- _Given exercise_: Only the run of lines from the one containing "Enumerate this screenshot's" through the last line should be returned, exactly as written.

- _Supplied information_:
┄┄┄┄┄┄┄┄┄┄┄┄┄┄┄┄┄┄┄┄
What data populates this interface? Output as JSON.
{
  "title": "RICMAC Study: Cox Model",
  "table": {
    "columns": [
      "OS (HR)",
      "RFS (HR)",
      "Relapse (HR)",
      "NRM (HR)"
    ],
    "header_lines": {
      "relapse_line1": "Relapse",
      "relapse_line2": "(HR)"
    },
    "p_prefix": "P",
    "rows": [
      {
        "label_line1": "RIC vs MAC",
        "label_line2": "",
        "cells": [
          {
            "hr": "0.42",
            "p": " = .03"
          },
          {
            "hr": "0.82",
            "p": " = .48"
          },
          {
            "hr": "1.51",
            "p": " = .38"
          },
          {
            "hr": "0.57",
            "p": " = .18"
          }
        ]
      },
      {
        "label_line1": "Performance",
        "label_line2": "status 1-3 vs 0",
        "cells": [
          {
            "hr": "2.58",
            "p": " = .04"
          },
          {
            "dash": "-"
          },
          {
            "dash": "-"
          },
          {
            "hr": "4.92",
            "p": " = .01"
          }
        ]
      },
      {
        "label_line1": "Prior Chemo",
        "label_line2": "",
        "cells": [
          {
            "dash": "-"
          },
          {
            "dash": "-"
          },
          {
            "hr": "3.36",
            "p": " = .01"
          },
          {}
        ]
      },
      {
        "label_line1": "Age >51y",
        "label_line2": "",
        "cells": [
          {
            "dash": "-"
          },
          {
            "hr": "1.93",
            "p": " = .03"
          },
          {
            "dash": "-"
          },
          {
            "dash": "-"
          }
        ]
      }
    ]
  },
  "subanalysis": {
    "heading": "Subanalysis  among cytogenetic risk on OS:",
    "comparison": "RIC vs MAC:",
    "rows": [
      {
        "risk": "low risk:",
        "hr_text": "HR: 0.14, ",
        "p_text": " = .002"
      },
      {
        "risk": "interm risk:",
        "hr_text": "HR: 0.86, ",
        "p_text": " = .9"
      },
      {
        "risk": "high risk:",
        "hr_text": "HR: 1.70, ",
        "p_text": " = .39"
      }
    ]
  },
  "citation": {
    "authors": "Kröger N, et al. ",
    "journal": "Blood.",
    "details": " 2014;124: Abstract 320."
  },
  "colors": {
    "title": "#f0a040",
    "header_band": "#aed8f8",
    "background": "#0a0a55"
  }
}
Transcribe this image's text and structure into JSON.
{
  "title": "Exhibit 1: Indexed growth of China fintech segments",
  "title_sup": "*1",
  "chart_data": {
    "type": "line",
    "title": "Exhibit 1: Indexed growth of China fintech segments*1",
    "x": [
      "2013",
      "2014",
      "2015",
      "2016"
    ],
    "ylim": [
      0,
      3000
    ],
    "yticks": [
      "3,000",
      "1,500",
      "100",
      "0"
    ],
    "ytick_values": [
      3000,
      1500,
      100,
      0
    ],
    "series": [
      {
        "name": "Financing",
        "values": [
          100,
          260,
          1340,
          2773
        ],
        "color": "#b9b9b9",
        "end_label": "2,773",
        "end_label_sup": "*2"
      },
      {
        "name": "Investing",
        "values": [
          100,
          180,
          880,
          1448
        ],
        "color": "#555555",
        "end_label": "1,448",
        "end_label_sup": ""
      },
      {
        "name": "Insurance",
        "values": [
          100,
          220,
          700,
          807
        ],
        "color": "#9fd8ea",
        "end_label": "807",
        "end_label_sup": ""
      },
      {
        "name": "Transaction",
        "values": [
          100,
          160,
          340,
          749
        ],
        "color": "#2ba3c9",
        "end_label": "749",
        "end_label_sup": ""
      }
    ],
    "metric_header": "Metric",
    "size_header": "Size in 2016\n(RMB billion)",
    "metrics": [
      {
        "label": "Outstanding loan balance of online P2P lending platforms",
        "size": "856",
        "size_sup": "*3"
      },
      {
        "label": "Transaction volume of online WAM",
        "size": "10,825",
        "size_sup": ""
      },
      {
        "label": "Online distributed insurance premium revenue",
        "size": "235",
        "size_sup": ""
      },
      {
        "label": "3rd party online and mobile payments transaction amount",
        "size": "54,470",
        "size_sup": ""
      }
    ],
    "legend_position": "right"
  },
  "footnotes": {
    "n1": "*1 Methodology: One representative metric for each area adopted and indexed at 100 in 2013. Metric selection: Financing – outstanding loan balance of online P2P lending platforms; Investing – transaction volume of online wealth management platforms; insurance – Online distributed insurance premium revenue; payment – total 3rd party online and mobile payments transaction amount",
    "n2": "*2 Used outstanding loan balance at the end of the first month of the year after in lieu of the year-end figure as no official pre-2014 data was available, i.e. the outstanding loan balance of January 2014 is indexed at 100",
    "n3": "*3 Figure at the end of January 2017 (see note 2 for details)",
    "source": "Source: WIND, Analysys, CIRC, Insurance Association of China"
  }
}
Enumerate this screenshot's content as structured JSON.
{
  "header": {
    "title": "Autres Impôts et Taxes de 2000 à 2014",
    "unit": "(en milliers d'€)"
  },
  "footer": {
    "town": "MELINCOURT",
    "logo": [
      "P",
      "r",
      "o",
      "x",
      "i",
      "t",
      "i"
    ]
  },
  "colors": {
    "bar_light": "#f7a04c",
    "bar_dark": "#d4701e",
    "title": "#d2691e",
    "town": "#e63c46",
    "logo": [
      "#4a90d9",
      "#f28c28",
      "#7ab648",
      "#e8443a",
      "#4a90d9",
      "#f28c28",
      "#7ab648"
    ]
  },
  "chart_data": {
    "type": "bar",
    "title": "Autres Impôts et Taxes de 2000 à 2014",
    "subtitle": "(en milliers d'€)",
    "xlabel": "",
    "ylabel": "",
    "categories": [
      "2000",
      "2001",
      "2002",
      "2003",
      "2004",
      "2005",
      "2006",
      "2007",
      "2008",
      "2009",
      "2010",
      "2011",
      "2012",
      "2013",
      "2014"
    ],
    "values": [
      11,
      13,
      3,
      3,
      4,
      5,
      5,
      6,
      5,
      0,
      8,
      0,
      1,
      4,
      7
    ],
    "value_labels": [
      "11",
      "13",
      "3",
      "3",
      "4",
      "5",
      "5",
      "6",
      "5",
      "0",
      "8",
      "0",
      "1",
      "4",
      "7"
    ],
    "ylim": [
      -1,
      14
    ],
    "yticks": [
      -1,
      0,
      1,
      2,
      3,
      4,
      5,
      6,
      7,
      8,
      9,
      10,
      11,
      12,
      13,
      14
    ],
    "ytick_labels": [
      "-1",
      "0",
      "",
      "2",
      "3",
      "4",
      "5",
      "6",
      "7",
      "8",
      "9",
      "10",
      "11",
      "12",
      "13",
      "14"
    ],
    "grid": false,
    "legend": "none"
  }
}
┄┄┄┄┄┄┄┄┄┄┄┄┄┄┄┄┄┄┄┄
- _Output of the exercise_:
Enumerate this screenshot's content as structured JSON.
{
  "header": {
    "title": "Autres Impôts et Taxes de 2000 à 2014",
    "unit": "(en milliers d'€)"
  },
  "footer": {
    "town": "MELINCOURT",
    "logo": [
      "P",
      "r",
      "o",
      "x",
      "i",
      "t",
      "i"
    ]
  },
  "colors": {
    "bar_light": "#f7a04c",
    "bar_dark": "#d4701e",
    "title": "#d2691e",
    "town": "#e63c46",
    "logo": [
      "#4a90d9",
      "#f28c28",
      "#7ab648",
      "#e8443a",
      "#4a90d9",
      "#f28c28",
      "#7ab648"
    ]
  },
  "chart_data": {
    "type": "bar",
    "title": "Autres Impôts et Taxes de 2000 à 2014",
    "subtitle": "(en milliers d'€)",
    "xlabel": "",
    "ylabel": "",
    "categories": [
      "2000",
      "2001",
      "2002",
      "2003",
      "2004",
      "2005",
      "2006",
      "2007",
      "2008",
      "2009",
      "2010",
      "2011",
      "2012",
      "2013",
      "2014"
    ],
    "values": [
      11,
      13,
      3,
      3,
      4,
      5,
      5,
      6,
      5,
      0,
      8,
      0,
      1,
      4,
      7
    ],
    "value_labels": [
      "11",
      "13",
      "3",
      "3",
      "4",
      "5",
      "5",
      "6",
      "5",
      "0",
      "8",
      "0",
      "1",
      "4",
      "7"
    ],
    "ylim": [
      -1,
      14
    ],
    "yticks": [
      -1,
      0,
      1,
      2,
      3,
      4,
      5,
      6,
      7,
      8,
      9,
      10,
      11,
      12,
      13,
      14
    ],
    "ytick_labels": [
      "-1",
      "0",
      "",
      "2",
      "3",
      "4",
      "5",
      "6",
      "7",
      "8",
      "9",
      "10",
      "11",
      "12",
      "13",
      "14"
    ],
    "grid": false,
    "legend": "none"
  }
}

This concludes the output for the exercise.